▶ Given task: Word for word, retype every entry in the listing.

▶ Material provided:
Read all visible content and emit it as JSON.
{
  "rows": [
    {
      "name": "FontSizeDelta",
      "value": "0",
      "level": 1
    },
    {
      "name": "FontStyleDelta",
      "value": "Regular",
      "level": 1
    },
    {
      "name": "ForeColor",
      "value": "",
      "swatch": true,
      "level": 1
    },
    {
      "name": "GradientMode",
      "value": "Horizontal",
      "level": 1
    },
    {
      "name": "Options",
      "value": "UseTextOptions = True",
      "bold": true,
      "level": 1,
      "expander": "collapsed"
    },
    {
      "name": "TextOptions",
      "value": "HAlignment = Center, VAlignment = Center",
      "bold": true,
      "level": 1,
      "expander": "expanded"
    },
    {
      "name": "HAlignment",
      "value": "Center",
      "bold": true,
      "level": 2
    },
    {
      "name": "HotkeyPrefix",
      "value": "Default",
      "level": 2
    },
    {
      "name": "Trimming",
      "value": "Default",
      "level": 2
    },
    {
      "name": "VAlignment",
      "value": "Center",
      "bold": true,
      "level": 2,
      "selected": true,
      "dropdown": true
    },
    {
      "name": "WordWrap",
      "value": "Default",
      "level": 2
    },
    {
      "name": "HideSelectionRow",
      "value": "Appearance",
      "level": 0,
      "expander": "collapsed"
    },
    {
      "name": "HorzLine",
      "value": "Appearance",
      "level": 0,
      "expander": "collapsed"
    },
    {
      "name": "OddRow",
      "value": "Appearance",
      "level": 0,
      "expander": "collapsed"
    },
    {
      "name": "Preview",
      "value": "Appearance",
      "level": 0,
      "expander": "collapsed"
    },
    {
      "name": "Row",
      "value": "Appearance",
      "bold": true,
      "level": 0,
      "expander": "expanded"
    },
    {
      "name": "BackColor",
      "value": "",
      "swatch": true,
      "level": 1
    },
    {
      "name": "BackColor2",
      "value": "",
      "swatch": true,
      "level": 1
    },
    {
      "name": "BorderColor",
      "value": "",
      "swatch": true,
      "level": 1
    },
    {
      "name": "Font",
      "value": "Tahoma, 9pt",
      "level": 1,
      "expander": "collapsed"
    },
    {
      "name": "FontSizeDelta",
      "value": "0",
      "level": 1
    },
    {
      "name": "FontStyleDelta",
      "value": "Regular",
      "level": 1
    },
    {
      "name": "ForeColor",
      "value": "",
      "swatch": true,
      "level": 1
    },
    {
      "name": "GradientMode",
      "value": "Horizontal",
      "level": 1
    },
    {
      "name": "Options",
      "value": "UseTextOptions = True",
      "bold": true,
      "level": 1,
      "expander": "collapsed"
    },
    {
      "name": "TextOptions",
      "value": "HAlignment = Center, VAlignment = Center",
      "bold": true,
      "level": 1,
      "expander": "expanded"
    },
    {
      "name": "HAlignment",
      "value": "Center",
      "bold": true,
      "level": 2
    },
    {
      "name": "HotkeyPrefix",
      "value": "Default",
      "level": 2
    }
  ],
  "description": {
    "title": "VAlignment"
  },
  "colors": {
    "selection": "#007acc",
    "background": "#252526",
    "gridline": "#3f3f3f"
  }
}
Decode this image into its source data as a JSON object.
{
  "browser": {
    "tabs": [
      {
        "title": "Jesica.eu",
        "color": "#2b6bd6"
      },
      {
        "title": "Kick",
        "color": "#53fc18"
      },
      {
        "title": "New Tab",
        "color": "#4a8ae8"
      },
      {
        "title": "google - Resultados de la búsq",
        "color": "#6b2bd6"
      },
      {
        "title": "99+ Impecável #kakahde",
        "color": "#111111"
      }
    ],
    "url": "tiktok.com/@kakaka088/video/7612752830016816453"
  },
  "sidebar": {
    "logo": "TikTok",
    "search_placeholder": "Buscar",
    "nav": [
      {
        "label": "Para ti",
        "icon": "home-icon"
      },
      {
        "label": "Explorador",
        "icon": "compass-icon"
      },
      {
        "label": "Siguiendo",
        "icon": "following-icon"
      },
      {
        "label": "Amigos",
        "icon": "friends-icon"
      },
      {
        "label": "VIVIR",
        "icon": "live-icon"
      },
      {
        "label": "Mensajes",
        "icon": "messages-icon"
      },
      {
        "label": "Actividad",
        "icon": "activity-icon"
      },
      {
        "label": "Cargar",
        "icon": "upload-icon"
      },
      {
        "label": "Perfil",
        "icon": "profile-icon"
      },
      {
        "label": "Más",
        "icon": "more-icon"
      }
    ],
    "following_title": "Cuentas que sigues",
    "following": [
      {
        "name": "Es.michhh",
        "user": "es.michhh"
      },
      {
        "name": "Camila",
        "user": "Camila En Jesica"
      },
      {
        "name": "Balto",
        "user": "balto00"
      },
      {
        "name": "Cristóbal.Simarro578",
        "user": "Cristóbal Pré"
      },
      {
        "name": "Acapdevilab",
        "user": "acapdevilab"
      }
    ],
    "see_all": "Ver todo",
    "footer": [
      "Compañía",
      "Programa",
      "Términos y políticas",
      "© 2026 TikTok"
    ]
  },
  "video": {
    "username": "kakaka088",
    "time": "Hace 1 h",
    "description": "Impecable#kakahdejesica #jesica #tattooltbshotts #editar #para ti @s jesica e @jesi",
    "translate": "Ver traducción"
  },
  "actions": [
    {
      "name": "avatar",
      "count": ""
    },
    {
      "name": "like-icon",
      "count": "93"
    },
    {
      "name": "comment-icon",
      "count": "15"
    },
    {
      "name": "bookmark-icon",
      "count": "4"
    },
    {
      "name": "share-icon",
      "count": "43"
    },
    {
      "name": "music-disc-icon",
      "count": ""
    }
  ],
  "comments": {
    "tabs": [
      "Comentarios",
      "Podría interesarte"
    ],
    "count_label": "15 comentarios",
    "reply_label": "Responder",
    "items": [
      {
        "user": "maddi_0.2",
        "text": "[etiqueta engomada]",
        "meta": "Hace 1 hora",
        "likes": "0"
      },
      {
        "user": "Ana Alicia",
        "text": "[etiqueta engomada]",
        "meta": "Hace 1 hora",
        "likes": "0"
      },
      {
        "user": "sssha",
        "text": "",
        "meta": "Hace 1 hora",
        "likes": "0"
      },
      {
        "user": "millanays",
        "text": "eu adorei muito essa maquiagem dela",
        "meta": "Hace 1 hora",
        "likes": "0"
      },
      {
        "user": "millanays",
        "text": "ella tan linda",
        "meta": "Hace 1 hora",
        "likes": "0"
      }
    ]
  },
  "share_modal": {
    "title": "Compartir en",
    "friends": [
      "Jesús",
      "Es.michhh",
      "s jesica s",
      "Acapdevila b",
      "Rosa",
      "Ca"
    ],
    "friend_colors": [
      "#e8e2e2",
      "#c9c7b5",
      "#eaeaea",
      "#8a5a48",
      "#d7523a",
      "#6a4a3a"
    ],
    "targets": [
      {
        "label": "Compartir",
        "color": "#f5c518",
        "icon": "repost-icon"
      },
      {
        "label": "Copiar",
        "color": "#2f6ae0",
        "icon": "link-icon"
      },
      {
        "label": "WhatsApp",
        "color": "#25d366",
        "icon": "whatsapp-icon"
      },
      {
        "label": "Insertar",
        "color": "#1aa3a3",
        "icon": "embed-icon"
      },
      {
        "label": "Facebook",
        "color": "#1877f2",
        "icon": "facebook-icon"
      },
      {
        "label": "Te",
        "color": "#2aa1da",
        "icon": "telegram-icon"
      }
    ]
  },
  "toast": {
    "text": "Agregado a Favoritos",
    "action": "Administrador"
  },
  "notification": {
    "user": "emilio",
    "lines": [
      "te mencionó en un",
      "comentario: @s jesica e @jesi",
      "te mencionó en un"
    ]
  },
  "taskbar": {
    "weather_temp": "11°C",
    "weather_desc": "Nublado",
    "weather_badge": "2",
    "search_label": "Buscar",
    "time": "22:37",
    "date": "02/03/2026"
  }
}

▶ Exercise solution:
Read all visible content and emit it as JSON.
{
  "rows": [
    {
      "name": "FontSizeDelta",
      "value": "0",
      "level": 1
    },
    {
      "name": "FontStyleDelta",
      "value": "Regular",
      "level": 1
    },
    {
      "name": "ForeColor",
      "value": "",
      "swatch": true,
      "level": 1
    },
    {
      "name": "GradientMode",
      "value": "Horizontal",
      "level": 1
    },
    {
      "name": "Options",
      "value": "UseTextOptions = True",
      "bold": true,
      "level": 1,
      "expander": "collapsed"
    },
    {
      "name": "TextOptions",
      "value": "HAlignment = Center, VAlignment = Center",
      "bold": true,
      "level": 1,
      "expander": "expanded"
    },
    {
      "name": "HAlignment",
      "value": "Center",
      "bold": true,
      "level": 2
    },
    {
      "name": "HotkeyPrefix",
      "value": "Default",
      "level": 2
    },
    {
      "name": "Trimming",
      "value": "Default",
      "level": 2
    },
    {
      "name": "VAlignment",
      "value": "Center",
      "bold": true,
      "level": 2,
      "selected": true,
      "dropdown": true
    },
    {
      "name": "WordWrap",
      "value": "Default",
      "level": 2
    },
    {
      "name": "HideSelectionRow",
      "value": "Appearance",
      "level": 0,
      "expander": "collapsed"
    },
    {
      "name": "HorzLine",
      "value": "Appearance",
      "level": 0,
      "expander": "collapsed"
    },
    {
      "name": "OddRow",
      "value": "Appearance",
      "level": 0,
      "expander": "collapsed"
    },
    {
      "name": "Preview",
      "value": "Appearance",
      "level": 0,
      "expander": "collapsed"
    },
    {
      "name": "Row",
      "value": "Appearance",
      "bold": true,
      "level": 0,
      "expander": "expanded"
    },
    {
      "name": "BackColor",
      "value": "",
      "swatch": true,
      "level": 1
    },
    {
      "name": "BackColor2",
      "value": "",
      "swatch": true,
      "level": 1
    },
    {
      "name": "BorderColor",
      "value": "",
      "swatch": true,
      "level": 1
    },
    {
      "name": "Font",
      "value": "Tahoma, 9pt",
      "level": 1,
      "expander": "collapsed"
    },
    {
      "name": "FontSizeDelta",
      "value": "0",
      "level": 1
    },
    {
      "name": "FontStyleDelta",
      "value": "Regular",
      "level": 1
    },
    {
      "name": "ForeColor",
      "value": "",
      "swatch": true,
      "level": 1
    },
    {
      "name": "GradientMode",
      "value": "Horizontal",
      "level": 1
    },
    {
      "name": "Options",
      "value": "UseTextOptions = True",
      "bold": true,
      "level": 1,
      "expander": "collapsed"
    },
    {
      "name": "TextOptions",
      "value": "HAlignment = Center, VAlignment = Center",
      "bold": true,
      "level": 1,
      "expander": "expanded"
    },
    {
      "name": "HAlignment",
      "value": "Center",
      "bold": true,
      "level": 2
    },
    {
      "name": "HotkeyPrefix",
      "value": "Default",
      "level": 2
    }
  ],
  "description": {
    "title": "VAlignment"
  },
  "colors": {
    "selection": "#007acc",
    "background": "#252526",
    "gridline": "#3f3f3f"
  }
}
Decode this image into its source data as a JSON object.
{
  "browser": {
    "tabs": [
      {
        "title": "Jesica.eu",
        "color": "#2b6bd6"
      },
      {
        "title": "Kick",
        "color": "#53fc18"
      },
      {
        "title": "New Tab",
        "color": "#4a8ae8"
      },
      {
        "title": "google - Resultados de la búsq",
        "color": "#6b2bd6"
      },
      {
        "title": "99+ Impecável #kakahde",
        "color": "#111111"
      }
    ],
    "url": "tiktok.com/@kakaka088/video/7612752830016816453"
  },
  "sidebar": {
    "logo": "TikTok",
    "search_placeholder": "Buscar",
    "nav": [
      {
        "label": "Para ti",
        "icon": "home-icon"
      },
      {
        "label": "Explorador",
        "icon": "compass-icon"
      },
      {
        "label": "Siguiendo",
        "icon": "following-icon"
      },
      {
        "label": "Amigos",
        "icon": "friends-icon"
      },
      {
        "label": "VIVIR",
        "icon": "live-icon"
      },
      {
        "label": "Mensajes",
        "icon": "messages-icon"
      },
      {
        "label": "Actividad",
        "icon": "activity-icon"
      },
      {
        "label": "Cargar",
        "icon": "upload-icon"
      },
      {
        "label": "Perfil",
        "icon": "profile-icon"
      },
      {
        "label": "Más",
        "icon": "more-icon"
      }
    ],
    "following_title": "Cuentas que sigues",
    "following": [
      {
        "name": "Es.michhh",
        "user": "es.michhh"
      },
      {
        "name": "Camila",
        "user": "Camila En Jesica"
      },
      {
        "name": "Balto",
        "user": "balto00"
      },
      {
        "name": "Cristóbal.Simarro578",
        "user": "Cristóbal Pré"
      },
      {
        "name": "Acapdevilab",
        "user": "acapdevilab"
      }
    ],
    "see_all": "Ver todo",
    "footer": [
      "Compañía",
      "Programa",
      "Términos y políticas",
      "© 2026 TikTok"
    ]
  },
  "video": {
    "username": "kakaka088",
    "time": "Hace 1 h",
    "description": "Impecable#kakahdejesica #jesica #tattooltbshotts #editar #para ti @s jesica e @jesi",
    "translate": "Ver traducción"
  },
  "actions": [
    {
      "name": "avatar",
      "count": ""
    },
    {
      "name": "like-icon",
      "count": "93"
    },
    {
      "name": "comment-icon",
      "count": "15"
    },
    {
      "name": "bookmark-icon",
      "count": "4"
    },
    {
      "name": "share-icon",
      "count": "43"
    },
    {
      "name": "music-disc-icon",
      "count": ""
    }
  ],
  "comments": {
    "tabs": [
      "Comentarios",
      "Podría interesarte"
    ],
    "count_label": "15 comentarios",
    "reply_label": "Responder",
    "items": [
      {
        "user": "maddi_0.2",
        "text": "[etiqueta engomada]",
        "meta": "Hace 1 hora",
        "likes": "0"
      },
      {
        "user": "Ana Alicia",
        "text": "[etiqueta engomada]",
        "meta": "Hace 1 hora",
        "likes": "0"
      },
      {
        "user": "sssha",
        "text": "",
        "meta": "Hace 1 hora",
        "likes": "0"
      },
      {
        "user": "millanays",
        "text": "eu adorei muito essa maquiagem dela",
        "meta": "Hace 1 hora",
        "likes": "0"
      },
      {
        "user": "millanays",
        "text": "ella tan linda",
        "meta": "Hace 1 hora",
        "likes": "0"
      }
    ]
  },
  "share_modal": {
    "title": "Compartir en",
    "friends": [
      "Jesús",
      "Es.michhh",
      "s jesica s",
      "Acapdevila b",
      "Rosa",
      "Ca"
    ],
    "friend_colors": [
      "#e8e2e2",
      "#c9c7b5",
      "#eaeaea",
      "#8a5a48",
      "#d7523a",
      "#6a4a3a"
    ],
    "targets": [
      {
        "label": "Compartir",
        "color": "#f5c518",
        "icon": "repost-icon"
      },
      {
        "label": "Copiar",
        "color": "#2f6ae0",
        "icon": "link-icon"
      },
      {
        "label": "WhatsApp",
        "color": "#25d366",
        "icon": "whatsapp-icon"
      },
      {
        "label": "Insertar",
        "color": "#1aa3a3",
        "icon": "embed-icon"
      },
      {
        "label": "Facebook",
        "color": "#1877f2",
        "icon": "facebook-icon"
      },
      {
        "label": "Te",
        "color": "#2aa1da",
        "icon": "telegram-icon"
      }
    ]
  },
  "toast": {
    "text": "Agregado a Favoritos",
    "action": "Administrador"
  },
  "notification": {
    "user": "emilio",
    "lines": [
      "te mencionó en un",
      "comentario: @s jesica e @jesi",
      "te mencionó en un"
    ]
  },
  "taskbar": {
    "weather_temp": "11°C",
    "weather_desc": "Nublado",
    "weather_badge": "2",
    "search_label": "Buscar",
    "time": "22:37",
    "date": "02/03/2026"
  }
}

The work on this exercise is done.